— START GIVEN RECORDS —

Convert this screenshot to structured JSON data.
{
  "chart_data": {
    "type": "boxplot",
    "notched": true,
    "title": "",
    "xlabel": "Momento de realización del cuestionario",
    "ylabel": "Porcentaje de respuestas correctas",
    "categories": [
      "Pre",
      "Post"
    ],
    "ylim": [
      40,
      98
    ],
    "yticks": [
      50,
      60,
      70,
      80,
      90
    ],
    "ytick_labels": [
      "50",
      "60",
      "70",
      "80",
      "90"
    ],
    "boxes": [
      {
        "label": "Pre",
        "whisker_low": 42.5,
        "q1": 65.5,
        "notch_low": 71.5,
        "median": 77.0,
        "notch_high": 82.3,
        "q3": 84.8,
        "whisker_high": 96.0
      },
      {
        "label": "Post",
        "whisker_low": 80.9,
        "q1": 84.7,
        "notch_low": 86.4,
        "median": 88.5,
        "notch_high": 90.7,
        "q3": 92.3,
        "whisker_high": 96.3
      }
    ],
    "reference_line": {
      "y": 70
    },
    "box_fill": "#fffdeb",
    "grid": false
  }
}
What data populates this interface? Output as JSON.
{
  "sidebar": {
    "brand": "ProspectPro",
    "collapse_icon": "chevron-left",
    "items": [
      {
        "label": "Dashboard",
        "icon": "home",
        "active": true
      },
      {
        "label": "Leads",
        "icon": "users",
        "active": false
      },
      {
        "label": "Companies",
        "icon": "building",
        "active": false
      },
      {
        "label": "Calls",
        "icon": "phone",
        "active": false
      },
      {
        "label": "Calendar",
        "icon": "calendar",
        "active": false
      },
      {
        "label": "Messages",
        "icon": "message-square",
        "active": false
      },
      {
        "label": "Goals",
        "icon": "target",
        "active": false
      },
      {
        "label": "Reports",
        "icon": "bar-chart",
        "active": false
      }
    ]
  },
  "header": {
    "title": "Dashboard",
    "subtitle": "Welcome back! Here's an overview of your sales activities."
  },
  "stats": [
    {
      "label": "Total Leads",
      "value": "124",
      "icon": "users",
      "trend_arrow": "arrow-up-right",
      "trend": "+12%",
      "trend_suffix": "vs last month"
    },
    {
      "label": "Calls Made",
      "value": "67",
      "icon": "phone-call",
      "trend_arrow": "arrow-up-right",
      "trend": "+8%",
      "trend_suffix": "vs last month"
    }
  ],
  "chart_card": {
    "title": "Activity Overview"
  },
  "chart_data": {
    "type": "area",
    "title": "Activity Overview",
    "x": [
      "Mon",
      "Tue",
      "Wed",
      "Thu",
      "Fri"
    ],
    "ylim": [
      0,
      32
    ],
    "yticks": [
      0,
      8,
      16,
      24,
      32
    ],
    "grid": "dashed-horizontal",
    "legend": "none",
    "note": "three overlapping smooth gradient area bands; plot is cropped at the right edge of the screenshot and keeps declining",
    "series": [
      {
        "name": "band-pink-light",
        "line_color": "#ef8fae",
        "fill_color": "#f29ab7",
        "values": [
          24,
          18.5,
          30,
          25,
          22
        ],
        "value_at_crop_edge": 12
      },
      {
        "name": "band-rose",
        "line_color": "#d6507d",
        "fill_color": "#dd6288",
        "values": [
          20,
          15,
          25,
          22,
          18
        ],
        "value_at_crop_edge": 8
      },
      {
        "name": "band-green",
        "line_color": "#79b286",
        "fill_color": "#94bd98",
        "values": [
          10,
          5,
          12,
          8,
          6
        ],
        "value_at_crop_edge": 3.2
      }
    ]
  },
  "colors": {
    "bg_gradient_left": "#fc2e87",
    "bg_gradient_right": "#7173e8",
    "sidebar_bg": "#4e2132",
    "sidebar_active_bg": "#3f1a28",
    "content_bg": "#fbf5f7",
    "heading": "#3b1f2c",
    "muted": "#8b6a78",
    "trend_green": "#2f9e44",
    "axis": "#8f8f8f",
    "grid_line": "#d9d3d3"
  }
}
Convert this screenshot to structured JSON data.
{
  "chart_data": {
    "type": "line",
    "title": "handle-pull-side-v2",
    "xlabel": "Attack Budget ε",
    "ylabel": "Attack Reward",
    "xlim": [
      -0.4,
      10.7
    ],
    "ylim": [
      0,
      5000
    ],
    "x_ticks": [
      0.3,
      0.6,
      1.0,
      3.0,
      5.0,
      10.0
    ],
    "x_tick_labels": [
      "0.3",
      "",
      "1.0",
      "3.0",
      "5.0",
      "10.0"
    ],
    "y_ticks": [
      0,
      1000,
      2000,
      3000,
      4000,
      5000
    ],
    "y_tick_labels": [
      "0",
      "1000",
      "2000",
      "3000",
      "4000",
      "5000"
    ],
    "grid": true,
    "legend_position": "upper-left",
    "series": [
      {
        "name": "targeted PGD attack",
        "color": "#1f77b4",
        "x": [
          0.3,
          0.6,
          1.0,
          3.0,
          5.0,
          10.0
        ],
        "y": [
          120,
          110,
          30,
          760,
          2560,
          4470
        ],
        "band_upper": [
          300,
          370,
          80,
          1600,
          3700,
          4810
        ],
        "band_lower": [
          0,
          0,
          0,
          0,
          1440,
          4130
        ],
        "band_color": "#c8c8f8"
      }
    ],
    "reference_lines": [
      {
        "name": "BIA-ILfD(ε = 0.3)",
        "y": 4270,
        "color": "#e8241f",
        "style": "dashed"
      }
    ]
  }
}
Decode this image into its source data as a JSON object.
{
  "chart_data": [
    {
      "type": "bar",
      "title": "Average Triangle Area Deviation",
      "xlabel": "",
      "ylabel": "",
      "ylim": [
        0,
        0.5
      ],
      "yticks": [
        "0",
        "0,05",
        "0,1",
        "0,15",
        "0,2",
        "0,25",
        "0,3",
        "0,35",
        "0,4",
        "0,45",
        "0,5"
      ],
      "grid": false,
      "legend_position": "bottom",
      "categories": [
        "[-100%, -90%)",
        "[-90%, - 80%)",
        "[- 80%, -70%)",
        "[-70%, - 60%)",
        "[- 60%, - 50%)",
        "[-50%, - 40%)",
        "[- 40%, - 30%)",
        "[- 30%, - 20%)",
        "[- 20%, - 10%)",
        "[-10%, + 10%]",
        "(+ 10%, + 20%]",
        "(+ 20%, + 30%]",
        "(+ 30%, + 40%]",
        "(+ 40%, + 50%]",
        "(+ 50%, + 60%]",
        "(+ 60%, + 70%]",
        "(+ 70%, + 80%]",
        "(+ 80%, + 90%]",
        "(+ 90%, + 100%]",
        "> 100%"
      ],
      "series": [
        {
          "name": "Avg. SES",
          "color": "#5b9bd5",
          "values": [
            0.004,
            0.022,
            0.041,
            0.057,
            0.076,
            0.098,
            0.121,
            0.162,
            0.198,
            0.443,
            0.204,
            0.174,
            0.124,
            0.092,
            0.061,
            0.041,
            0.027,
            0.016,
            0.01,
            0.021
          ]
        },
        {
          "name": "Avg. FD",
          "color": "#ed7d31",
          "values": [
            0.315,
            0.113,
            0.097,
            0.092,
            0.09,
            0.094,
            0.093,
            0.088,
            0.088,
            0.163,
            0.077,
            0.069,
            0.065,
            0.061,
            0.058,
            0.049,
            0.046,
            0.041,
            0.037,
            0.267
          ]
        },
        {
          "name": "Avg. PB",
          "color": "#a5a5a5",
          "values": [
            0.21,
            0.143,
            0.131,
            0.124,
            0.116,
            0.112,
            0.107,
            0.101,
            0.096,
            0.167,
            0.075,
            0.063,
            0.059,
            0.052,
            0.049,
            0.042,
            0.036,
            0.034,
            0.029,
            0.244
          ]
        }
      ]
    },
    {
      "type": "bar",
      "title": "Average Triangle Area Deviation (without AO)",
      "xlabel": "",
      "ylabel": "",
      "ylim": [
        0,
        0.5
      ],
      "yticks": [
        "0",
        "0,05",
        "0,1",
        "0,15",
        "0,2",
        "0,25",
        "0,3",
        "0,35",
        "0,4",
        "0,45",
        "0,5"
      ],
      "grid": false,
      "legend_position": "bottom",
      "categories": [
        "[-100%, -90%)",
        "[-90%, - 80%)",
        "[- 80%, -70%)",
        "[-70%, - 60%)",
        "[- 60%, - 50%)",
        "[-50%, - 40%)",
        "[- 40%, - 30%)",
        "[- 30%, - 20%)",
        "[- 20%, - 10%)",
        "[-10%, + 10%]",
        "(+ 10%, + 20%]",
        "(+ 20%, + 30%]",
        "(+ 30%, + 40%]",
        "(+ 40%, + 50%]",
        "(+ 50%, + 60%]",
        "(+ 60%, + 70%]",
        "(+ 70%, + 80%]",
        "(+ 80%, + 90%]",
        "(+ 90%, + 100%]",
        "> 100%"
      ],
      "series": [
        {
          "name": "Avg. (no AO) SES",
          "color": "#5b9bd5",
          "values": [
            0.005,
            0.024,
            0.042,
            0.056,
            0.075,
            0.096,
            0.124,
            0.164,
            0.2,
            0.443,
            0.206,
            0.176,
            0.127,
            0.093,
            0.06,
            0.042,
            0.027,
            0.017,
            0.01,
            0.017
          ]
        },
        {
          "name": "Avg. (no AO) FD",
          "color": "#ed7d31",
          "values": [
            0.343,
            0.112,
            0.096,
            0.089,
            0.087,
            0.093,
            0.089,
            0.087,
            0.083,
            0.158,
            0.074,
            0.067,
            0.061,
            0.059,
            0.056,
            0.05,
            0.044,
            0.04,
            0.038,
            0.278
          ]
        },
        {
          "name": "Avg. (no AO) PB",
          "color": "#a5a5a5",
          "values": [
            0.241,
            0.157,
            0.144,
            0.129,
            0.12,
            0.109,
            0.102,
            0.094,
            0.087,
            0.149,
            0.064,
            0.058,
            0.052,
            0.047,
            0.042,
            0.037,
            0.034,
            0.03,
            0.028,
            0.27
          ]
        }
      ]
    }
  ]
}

— END GIVEN RECORDS —

WHAT NEEDS TO BE DONE
Write down every line of the data above that includes the string "this".

FINAL RESULT
Convert this screenshot to structured JSON data.
What data populates this interface? Output as JSON.
Convert this screenshot to structured JSON data.
Decode this image into its source data as a JSON object.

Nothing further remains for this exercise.